*Short exercise*
Check each line of the listing for the string "count", then state how many lines have it. Only the number is wanted.

-- start Data in this exercise --

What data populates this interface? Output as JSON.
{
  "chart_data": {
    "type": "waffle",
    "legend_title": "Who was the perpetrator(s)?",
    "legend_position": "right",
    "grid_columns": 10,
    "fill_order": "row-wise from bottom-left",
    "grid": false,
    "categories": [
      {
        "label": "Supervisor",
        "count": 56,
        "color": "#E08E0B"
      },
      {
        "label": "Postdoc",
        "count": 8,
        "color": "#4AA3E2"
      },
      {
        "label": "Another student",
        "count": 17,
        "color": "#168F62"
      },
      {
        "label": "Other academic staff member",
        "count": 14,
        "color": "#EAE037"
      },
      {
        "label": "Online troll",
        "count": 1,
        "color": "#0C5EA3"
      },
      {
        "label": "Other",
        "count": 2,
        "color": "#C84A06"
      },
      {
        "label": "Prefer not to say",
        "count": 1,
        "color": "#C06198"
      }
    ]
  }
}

-- end Data in this exercise --

*Answer to the problem*
7